#### REQUIRED TASK:
Copy all lines below containing "High".

#### INPUT DATA:
##############################

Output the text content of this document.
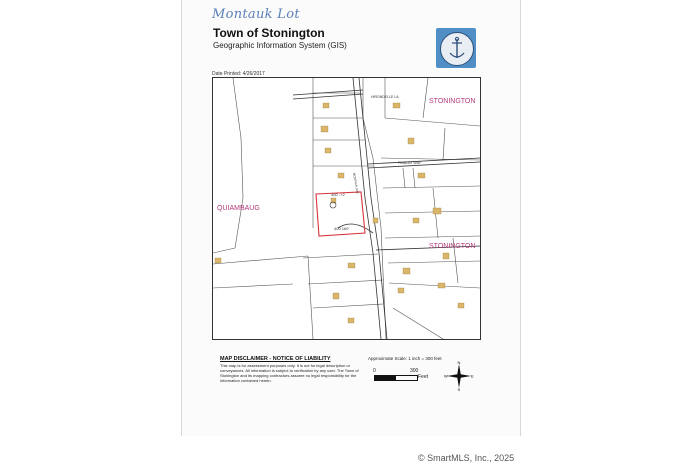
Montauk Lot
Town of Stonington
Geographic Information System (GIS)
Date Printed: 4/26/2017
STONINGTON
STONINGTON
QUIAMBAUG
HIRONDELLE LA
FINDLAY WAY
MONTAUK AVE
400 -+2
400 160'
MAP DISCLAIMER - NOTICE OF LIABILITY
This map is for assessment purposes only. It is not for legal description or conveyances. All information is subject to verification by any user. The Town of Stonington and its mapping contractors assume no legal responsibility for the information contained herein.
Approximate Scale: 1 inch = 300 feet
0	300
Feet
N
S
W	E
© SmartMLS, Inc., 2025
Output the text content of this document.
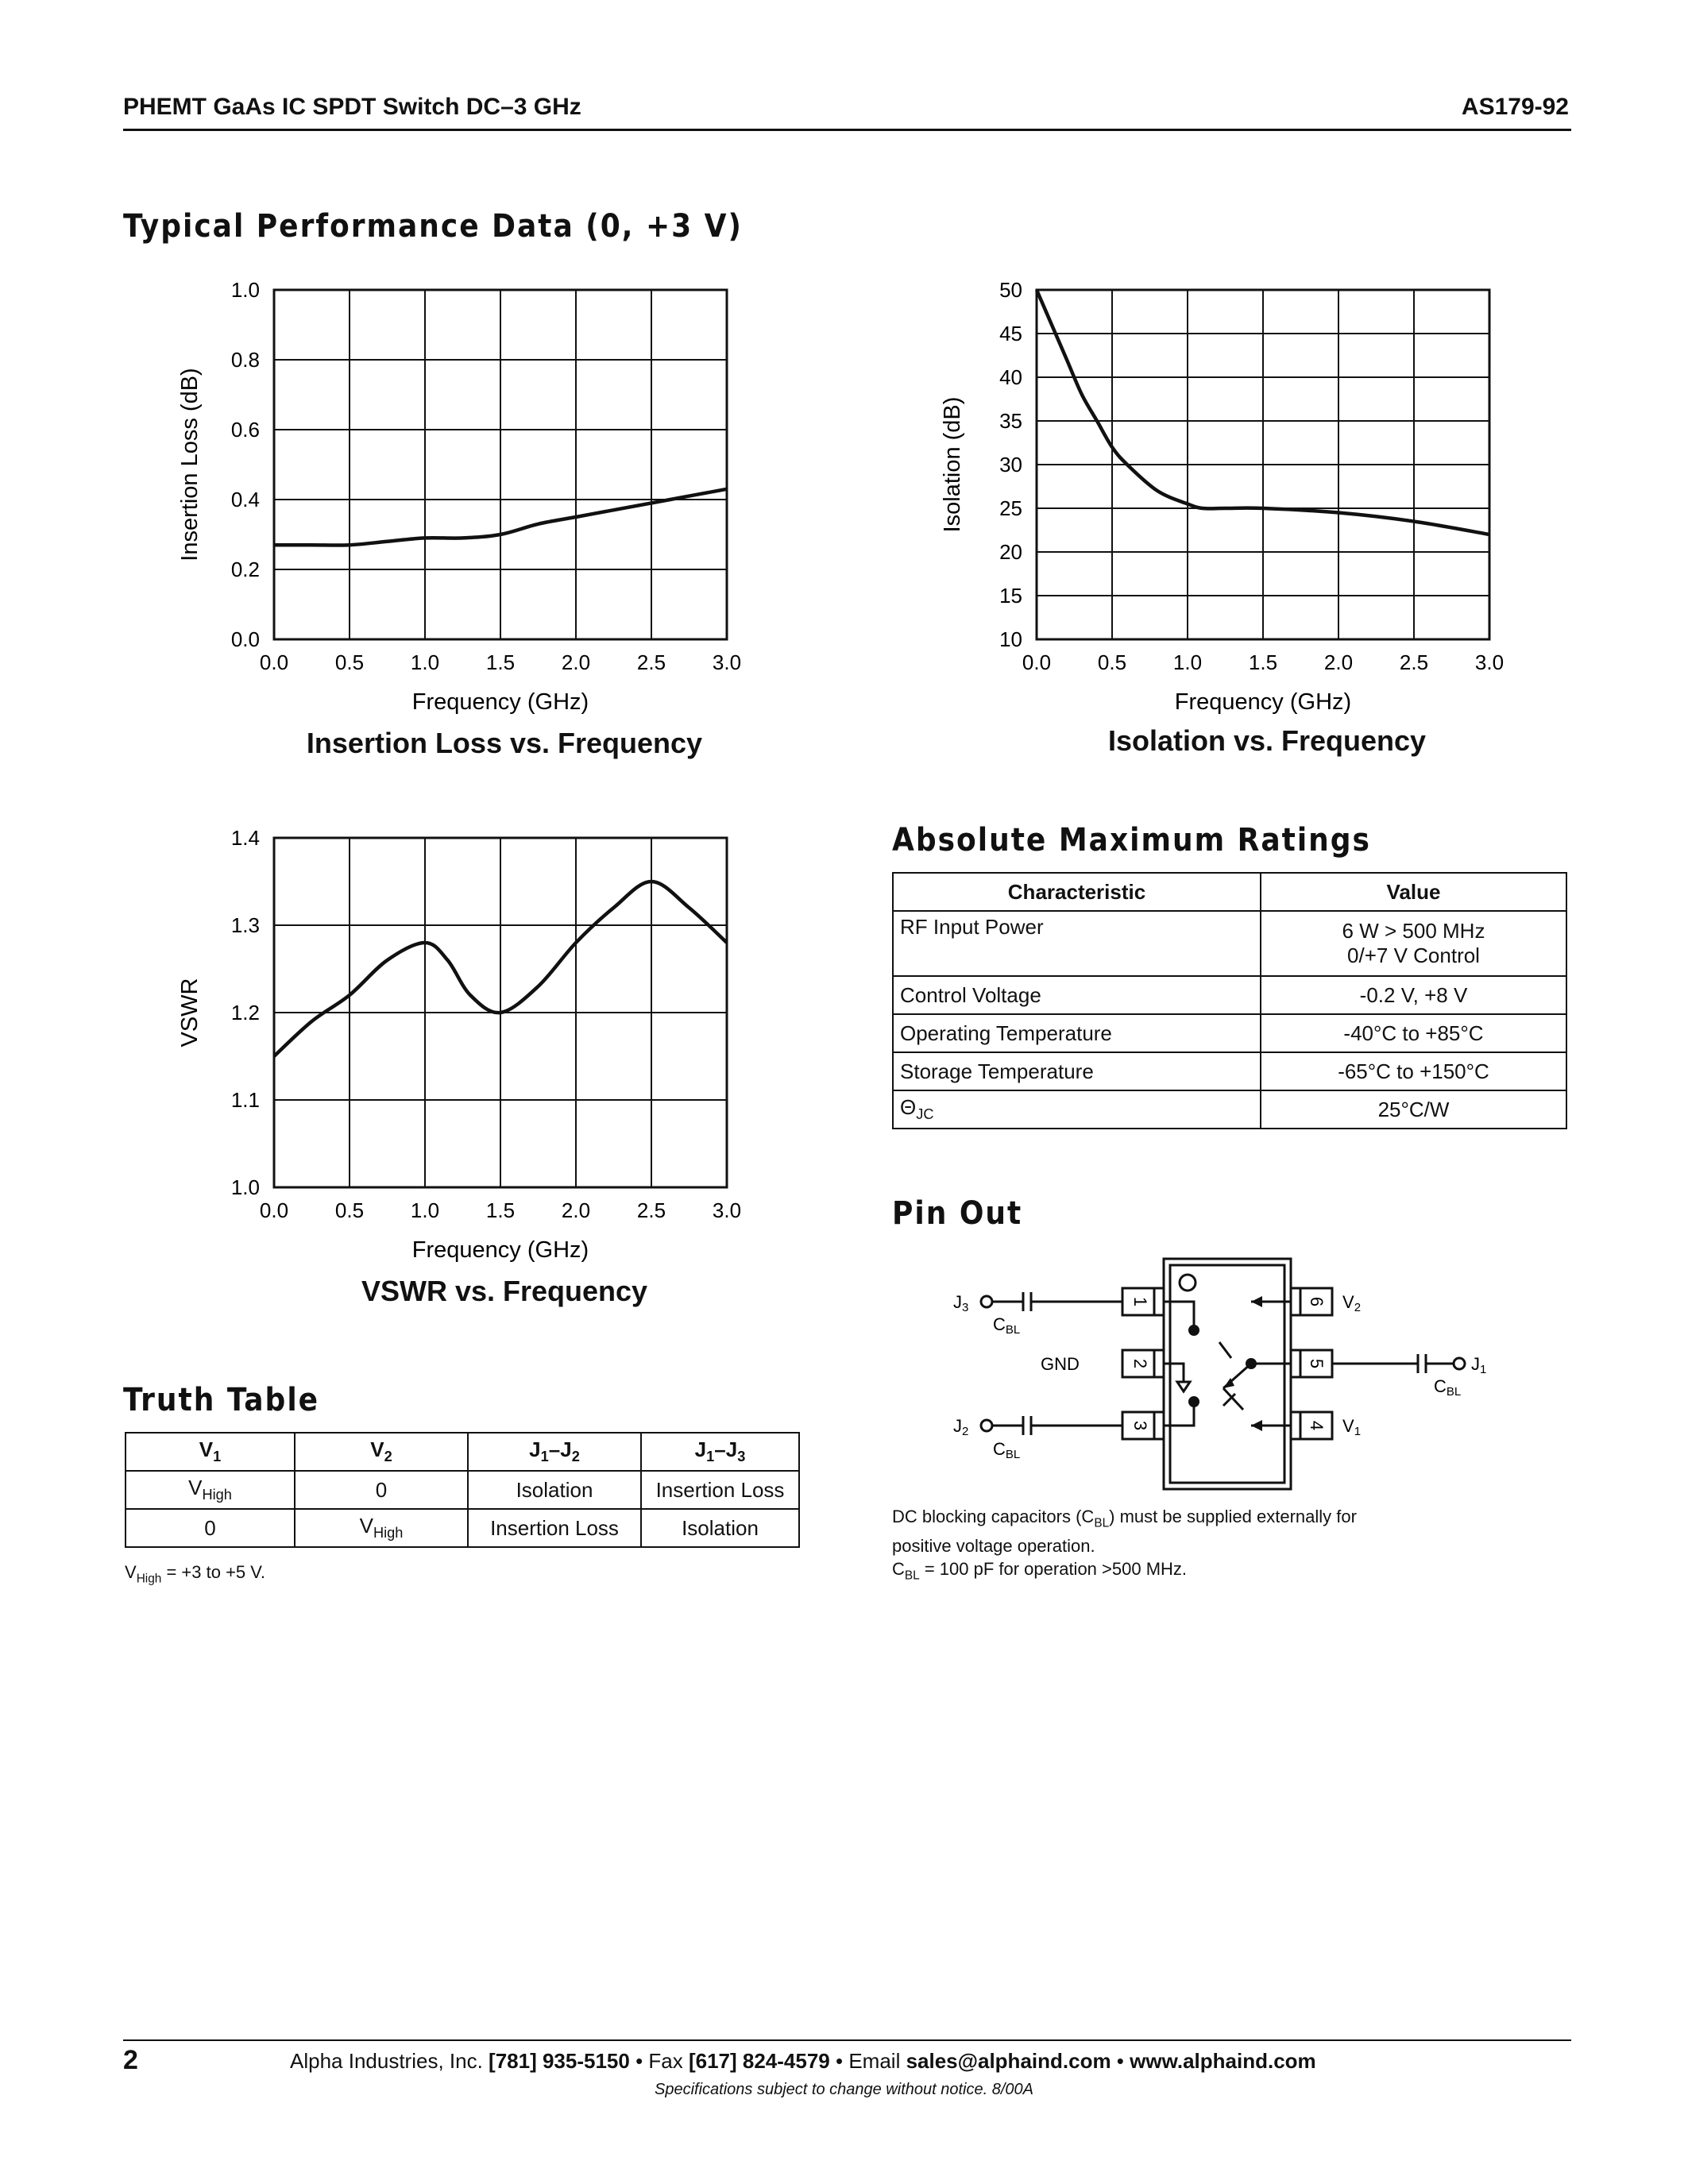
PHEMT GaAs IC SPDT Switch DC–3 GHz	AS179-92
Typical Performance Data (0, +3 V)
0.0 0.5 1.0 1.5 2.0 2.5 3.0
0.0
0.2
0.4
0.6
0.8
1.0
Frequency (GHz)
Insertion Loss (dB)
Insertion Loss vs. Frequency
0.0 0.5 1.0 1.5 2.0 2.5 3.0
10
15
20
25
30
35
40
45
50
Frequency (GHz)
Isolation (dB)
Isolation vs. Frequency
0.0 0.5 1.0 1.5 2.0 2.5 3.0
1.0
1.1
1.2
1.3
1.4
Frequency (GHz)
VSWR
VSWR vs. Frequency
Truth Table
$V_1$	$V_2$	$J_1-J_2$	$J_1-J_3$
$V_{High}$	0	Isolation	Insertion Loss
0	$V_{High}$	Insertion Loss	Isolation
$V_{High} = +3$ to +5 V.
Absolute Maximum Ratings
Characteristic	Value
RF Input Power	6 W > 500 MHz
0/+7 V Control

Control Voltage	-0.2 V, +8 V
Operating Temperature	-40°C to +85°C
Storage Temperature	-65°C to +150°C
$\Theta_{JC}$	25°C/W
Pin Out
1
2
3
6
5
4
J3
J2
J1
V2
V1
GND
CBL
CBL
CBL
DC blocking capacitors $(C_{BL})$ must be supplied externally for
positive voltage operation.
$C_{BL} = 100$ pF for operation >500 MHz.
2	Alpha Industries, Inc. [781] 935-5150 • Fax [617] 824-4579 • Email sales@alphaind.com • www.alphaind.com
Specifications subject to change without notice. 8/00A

##############################

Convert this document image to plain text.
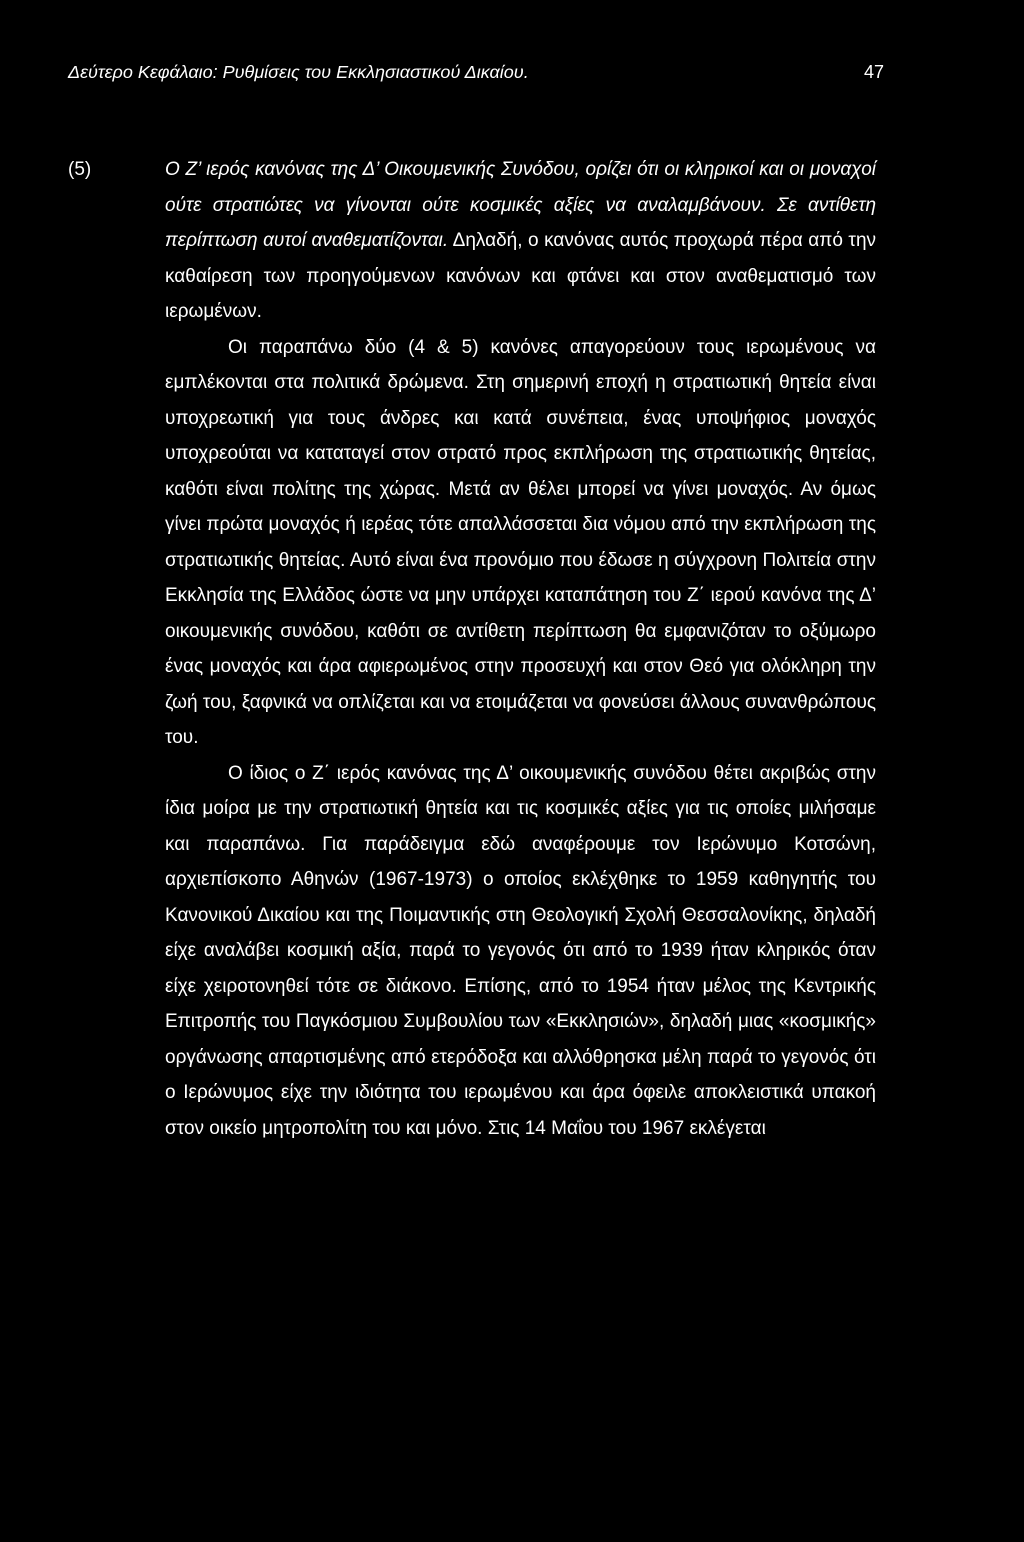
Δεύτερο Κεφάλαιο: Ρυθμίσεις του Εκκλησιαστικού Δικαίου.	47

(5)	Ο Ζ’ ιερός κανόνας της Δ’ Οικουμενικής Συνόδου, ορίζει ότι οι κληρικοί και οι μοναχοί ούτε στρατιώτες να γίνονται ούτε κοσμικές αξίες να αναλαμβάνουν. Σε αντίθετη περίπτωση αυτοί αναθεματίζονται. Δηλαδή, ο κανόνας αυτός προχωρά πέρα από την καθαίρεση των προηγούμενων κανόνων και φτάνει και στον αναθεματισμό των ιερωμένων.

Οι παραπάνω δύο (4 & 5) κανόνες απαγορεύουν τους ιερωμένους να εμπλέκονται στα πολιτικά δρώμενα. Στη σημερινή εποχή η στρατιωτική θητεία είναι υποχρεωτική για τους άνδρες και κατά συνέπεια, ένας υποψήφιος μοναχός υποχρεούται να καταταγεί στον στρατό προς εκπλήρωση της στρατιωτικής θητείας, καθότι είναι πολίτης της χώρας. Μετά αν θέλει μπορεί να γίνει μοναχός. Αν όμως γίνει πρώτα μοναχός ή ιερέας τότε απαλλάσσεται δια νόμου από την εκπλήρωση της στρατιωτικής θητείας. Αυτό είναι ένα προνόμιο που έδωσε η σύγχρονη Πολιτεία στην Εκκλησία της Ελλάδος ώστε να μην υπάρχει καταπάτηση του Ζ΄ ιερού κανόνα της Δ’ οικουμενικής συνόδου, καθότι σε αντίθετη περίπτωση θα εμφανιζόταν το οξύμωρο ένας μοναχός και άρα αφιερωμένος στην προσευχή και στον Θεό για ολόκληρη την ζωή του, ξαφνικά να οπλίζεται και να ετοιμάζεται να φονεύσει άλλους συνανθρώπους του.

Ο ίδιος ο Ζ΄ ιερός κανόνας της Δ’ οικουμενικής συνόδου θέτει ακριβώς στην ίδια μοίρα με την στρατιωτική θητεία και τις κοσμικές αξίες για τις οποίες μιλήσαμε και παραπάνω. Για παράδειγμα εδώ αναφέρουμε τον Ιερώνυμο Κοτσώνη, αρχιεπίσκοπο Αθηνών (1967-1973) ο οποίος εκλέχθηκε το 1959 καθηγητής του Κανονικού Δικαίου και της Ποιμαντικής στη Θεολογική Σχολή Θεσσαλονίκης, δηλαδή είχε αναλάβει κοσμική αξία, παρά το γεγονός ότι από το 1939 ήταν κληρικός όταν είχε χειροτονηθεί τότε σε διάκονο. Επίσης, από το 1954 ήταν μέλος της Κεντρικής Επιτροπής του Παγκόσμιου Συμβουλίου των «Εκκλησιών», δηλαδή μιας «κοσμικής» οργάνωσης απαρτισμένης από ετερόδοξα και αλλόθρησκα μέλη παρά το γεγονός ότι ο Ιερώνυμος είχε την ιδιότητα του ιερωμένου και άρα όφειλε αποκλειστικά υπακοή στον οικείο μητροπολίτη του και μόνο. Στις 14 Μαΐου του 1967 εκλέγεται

##############################

#### RESULT OF THIS TASK:
$V_{High}$	0	Isolation	Insertion Loss
0	$V_{High}$	Insertion Loss	Isolation
$V_{High} = +3$ to +5 V.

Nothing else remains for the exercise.